[Box coordinate listings]

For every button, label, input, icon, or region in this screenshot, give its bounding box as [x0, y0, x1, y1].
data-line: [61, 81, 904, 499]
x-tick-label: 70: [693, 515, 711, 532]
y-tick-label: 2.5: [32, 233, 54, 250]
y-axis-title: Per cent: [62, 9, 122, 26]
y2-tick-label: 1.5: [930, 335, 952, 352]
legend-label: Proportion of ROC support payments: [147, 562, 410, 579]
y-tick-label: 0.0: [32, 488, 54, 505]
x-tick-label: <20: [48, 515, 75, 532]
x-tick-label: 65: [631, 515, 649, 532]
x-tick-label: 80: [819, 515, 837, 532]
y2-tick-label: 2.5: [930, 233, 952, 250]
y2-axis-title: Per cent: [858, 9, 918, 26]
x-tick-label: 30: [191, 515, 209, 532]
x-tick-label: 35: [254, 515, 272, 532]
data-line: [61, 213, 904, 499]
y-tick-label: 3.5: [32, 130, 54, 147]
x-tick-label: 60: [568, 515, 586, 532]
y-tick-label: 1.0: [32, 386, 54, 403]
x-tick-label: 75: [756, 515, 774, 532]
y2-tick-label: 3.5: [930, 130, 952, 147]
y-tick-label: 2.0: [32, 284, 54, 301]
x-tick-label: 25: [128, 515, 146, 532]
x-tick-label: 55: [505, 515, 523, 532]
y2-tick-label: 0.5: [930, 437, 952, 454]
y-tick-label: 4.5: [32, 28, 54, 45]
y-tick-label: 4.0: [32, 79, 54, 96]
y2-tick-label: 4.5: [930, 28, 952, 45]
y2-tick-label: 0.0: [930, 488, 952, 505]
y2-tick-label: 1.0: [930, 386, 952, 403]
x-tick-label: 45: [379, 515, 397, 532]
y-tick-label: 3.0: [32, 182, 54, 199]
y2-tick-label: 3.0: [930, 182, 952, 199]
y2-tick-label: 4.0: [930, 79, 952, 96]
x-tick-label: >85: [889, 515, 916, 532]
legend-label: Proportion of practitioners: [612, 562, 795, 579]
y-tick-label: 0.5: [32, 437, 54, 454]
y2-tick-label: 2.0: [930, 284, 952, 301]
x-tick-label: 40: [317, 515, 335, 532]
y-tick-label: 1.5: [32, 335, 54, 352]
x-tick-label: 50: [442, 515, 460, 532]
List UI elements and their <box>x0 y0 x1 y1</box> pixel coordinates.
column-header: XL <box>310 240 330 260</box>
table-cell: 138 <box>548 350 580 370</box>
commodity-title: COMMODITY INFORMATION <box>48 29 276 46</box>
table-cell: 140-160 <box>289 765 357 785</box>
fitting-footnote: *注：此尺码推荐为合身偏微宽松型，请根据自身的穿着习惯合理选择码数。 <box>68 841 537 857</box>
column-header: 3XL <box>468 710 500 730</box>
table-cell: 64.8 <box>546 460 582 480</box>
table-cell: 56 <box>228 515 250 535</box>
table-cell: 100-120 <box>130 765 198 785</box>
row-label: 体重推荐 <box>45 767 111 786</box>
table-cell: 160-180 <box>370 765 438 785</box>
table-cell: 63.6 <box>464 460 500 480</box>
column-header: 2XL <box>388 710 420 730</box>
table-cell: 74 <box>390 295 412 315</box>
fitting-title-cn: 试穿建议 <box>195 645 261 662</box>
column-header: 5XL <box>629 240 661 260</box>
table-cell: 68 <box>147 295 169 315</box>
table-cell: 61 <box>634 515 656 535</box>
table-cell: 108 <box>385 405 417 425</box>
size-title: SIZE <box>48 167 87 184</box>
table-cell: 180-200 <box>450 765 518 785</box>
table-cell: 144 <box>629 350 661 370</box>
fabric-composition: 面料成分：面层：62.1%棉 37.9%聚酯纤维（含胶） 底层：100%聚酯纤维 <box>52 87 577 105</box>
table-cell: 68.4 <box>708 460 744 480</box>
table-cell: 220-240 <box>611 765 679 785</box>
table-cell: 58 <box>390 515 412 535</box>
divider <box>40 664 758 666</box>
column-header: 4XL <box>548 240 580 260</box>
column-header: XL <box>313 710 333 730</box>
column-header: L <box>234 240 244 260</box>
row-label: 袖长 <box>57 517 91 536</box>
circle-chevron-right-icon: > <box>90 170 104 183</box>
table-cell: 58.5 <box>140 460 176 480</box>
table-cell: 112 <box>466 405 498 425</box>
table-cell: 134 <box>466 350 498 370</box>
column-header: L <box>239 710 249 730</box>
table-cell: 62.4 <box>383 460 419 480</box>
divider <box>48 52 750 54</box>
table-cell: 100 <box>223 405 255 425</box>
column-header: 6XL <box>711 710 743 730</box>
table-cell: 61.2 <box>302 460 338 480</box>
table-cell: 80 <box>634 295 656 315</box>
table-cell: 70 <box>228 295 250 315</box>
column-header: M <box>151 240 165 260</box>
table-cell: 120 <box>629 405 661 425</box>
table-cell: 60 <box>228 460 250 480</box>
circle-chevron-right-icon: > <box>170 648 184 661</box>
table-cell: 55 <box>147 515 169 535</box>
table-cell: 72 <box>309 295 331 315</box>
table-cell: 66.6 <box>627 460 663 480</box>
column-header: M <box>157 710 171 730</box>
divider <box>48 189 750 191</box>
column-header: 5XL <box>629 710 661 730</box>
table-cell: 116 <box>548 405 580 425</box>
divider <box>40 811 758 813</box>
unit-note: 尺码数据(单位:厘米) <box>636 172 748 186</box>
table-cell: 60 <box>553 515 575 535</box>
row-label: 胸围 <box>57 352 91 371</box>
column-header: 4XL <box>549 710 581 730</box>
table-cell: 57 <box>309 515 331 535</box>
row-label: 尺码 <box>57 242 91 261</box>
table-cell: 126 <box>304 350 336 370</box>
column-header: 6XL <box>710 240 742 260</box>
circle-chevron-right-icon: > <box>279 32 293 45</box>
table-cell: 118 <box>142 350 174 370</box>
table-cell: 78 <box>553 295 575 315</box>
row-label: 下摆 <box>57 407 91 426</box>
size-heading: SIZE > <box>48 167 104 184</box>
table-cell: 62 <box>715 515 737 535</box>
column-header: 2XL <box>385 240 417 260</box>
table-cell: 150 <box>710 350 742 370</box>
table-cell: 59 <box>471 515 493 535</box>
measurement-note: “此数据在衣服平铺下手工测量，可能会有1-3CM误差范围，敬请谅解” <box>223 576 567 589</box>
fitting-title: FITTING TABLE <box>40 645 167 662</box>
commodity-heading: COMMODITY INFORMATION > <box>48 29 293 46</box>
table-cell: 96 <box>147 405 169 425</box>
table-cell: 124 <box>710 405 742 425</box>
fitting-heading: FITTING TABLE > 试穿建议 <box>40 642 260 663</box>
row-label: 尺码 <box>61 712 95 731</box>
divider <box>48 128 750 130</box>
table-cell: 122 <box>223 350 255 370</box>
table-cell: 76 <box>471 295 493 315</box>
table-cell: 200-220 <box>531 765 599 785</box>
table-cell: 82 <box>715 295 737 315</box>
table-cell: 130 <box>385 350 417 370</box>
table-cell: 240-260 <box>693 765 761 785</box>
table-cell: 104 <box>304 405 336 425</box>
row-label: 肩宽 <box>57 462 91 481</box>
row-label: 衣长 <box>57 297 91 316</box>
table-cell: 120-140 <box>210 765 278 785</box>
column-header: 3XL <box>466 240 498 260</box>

- **STATED EXERCISE**: Render the material as a JSON list of strings, one string per line, skipping any blank lines.

- **OUTPUT**:
[
  "For every button, label, input, icon, or region in this screenshot, give its bounding box as [x0, y0, x1, y1].",
  "data-line: [61, 81, 904, 499]",
  "x-tick-label: 70: [693, 515, 711, 532]",
  "y-tick-label: 2.5: [32, 233, 54, 250]",
  "y-axis-title: Per cent: [62, 9, 122, 26]",
  "y2-tick-label: 1.5: [930, 335, 952, 352]",
  "legend-label: Proportion of ROC support payments: [147, 562, 410, 579]",
  "y-tick-label: 0.0: [32, 488, 54, 505]",
  "x-tick-label: <20: [48, 515, 75, 532]",
  "x-tick-label: 65: [631, 515, 649, 532]",
  "x-tick-label: 80: [819, 515, 837, 532]",
  "y2-tick-label: 2.5: [930, 233, 952, 250]",
  "y2-axis-title: Per cent: [858, 9, 918, 26]",
  "x-tick-label: 30: [191, 515, 209, 532]",
  "x-tick-label: 35: [254, 515, 272, 532]",
  "data-line: [61, 213, 904, 499]",
  "y-tick-label: 3.5: [32, 130, 54, 147]",
  "x-tick-label: 60: [568, 515, 586, 532]",
  "y-tick-label: 1.0: [32, 386, 54, 403]",
  "x-tick-label: 75: [756, 515, 774, 532]",
  "y2-tick-label: 3.5: [930, 130, 952, 147]",
  "y-tick-label: 2.0: [32, 284, 54, 301]",
  "x-tick-label: 25: [128, 515, 146, 532]",
  "x-tick-label: 55: [505, 515, 523, 532]",
  "y2-tick-label: 0.5: [930, 437, 952, 454]",
  "y-tick-label: 4.5: [32, 28, 54, 45]",
  "y-tick-label: 4.0: [32, 79, 54, 96]",
  "y2-tick-label: 4.5: [930, 28, 952, 45]",
  "y2-tick-label: 0.0: [930, 488, 952, 505]",
  "y2-tick-label: 1.0: [930, 386, 952, 403]",
  "x-tick-label: 45: [379, 515, 397, 532]",
  "y-tick-label: 3.0: [32, 182, 54, 199]",
  "y2-tick-label: 3.0: [930, 182, 952, 199]",
  "y2-tick-label: 4.0: [930, 79, 952, 96]",
  "x-tick-label: >85: [889, 515, 916, 532]",
  "legend-label: Proportion of practitioners: [612, 562, 795, 579]",
  "y-tick-label: 0.5: [32, 437, 54, 454]",
  "y2-tick-label: 2.0: [930, 284, 952, 301]",
  "x-tick-label: 40: [317, 515, 335, 532]",
  "y-tick-label: 1.5: [32, 335, 54, 352]",
  "x-tick-label: 50: [442, 515, 460, 532]",
  "List UI elements and their <box>x0 y0 x1 y1</box> pixel coordinates.",
  "column-header: XL <box>310 240 330 260</box>",
  "table-cell: 138 <box>548 350 580 370</box>",
  "commodity-title: COMMODITY INFORMATION <box>48 29 276 46</box>",
  "table-cell: 140-160 <box>289 765 357 785</box>",
  "fitting-footnote: *注：此尺码推荐为合身偏微宽松型，请根据自身的穿着习惯合理选择码数。 <box>68 841 537 857</box>",
  "column-header: 3XL <box>468 710 500 730</box>",
  "table-cell: 64.8 <box>546 460 582 480</box>",
  "table-cell: 56 <box>228 515 250 535</box>",
  "table-cell: 100-120 <box>130 765 198 785</box>",
  "row-label: 体重推荐 <box>45 767 111 786</box>",
  "table-cell: 160-180 <box>370 765 438 785</box>",
  "table-cell: 63.6 <box>464 460 500 480</box>",
  "column-header: 2XL <box>388 710 420 730</box>",
  "table-cell: 74 <box>390 295 412 315</box>",
  "fitting-title-cn: 试穿建议 <box>195 645 261 662</box>",
  "column-header: 5XL <box>629 240 661 260</box>",
  "table-cell: 68 <box>147 295 169 315</box>",
  "table-cell: 61 <box>634 515 656 535</box>",
  "table-cell: 108 <box>385 405 417 425</box>",
  "size-title: SIZE <box>48 167 87 184</box>",
  "table-cell: 180-200 <box>450 765 518 785</box>",
  "table-cell: 144 <box>629 350 661 370</box>",
  "fabric-composition: 面料成分：面层：62.1%棉 37.9%聚酯纤维（含胶） 底层：100%聚酯纤维 <box>52 87 577 105</box>",
  "table-cell: 68.4 <box>708 460 744 480</box>",
  "table-cell: 220-240 <box>611 765 679 785</box>",
  "table-cell: 58 <box>390 515 412 535</box>",
  "divider <box>40 664 758 666</box>",
  "column-header: 4XL <box>548 240 580 260</box>",
  "column-header: XL <box>313 710 333 730</box>",
  "column-header: L <box>234 240 244 260</box>",
  "row-label: 袖长 <box>57 517 91 536</box>",
  "circle-chevron-right-icon: > <box>90 170 104 183</box>",
  "table-cell: 58.5 <box>140 460 176 480</box>",
  "table-cell: 112 <box>466 405 498 425</box>",
  "table-cell: 134 <box>466 350 498 370</box>",
  "column-header: L <box>239 710 249 730</box>",
  "table-cell: 62.4 <box>383 460 419 480</box>",
  "divider <box>48 52 750 54</box>",
  "table-cell: 100 <box>223 405 255 425</box>",
  "column-header: 6XL <box>711 710 743 730</box>",
  "table-cell: 61.2 <box>302 460 338 480</box>",
  "table-cell: 80 <box>634 295 656 315</box>",
  "table-cell: 70 <box>228 295 250 315</box>",
  "column-header: M <box>151 240 165 260</box>",
  "table-cell: 120 <box>629 405 661 425</box>",
  "table-cell: 60 <box>228 460 250 480</box>",
  "circle-chevron-right-icon: > <box>170 648 184 661</box>",
  "table-cell: 55 <box>147 515 169 535</box>",
  "table-cell: 72 <box>309 295 331 315</box>",
  "table-cell: 66.6 <box>627 460 663 480</box>",
  "column-header: M <box>157 710 171 730</box>",
  "divider <box>48 189 750 191</box>",
  "column-header: 5XL <box>629 710 661 730</box>",
  "table-cell: 116 <box>548 405 580 425</box>",
  "divider <box>40 811 758 813</box>",
  "unit-note: 尺码数据(单位:厘米) <box>636 172 748 186</box>",
  "table-cell: 60 <box>553 515 575 535</box>",
  "row-label: 胸围 <box>57 352 91 371</box>",
  "column-header: 4XL <box>549 710 581 730</box>",
  "table-cell: 57 <box>309 515 331 535</box>",
  "row-label: 尺码 <box>57 242 91 261</box>",
  "table-cell: 126 <box>304 350 336 370</box>",
  "column-header: 6XL <box>710 240 742 260</box>",
  "circle-chevron-right-icon: > <box>279 32 293 45</box>",
  "table-cell: 118 <box>142 350 174 370</box>",
  "table-cell: 78 <box>553 295 575 315</box>",
  "row-label: 下摆 <box>57 407 91 426</box>",
  "size-heading: SIZE > <box>48 167 104 184</box>",
  "table-cell: 62 <box>715 515 737 535</box>",
  "column-header: 2XL <box>385 240 417 260</box>",
  "table-cell: 150 <box>710 350 742 370</box>",
  "table-cell: 59 <box>471 515 493 535</box>",
  "measurement-note: “此数据在衣服平铺下手工测量，可能会有1-3CM误差范围，敬请谅解” <box>223 576 567 589</box>",
  "fitting-title: FITTING TABLE <box>40 645 167 662</box>",
  "commodity-heading: COMMODITY INFORMATION > <box>48 29 293 46</box>",
  "table-cell: 96 <box>147 405 169 425</box>",
  "table-cell: 124 <box>710 405 742 425</box>",
  "fitting-heading: FITTING TABLE > 试穿建议 <box>40 642 260 663</box>",
  "row-label: 尺码 <box>61 712 95 731</box>",
  "divider <box>48 128 750 130</box>",
  "table-cell: 122 <box>223 350 255 370</box>",
  "table-cell: 76 <box>471 295 493 315</box>",
  "table-cell: 200-220 <box>531 765 599 785</box>",
  "table-cell: 82 <box>715 295 737 315</box>",
  "table-cell: 130 <box>385 350 417 370</box>",
  "table-cell: 240-260 <box>693 765 761 785</box>",
  "table-cell: 104 <box>304 405 336 425</box>",
  "row-label: 肩宽 <box>57 462 91 481</box>",
  "row-label: 衣长 <box>57 297 91 316</box>",
  "table-cell: 120-140 <box>210 765 278 785</box>",
  "column-header: 3XL <box>466 240 498 260</box>"
]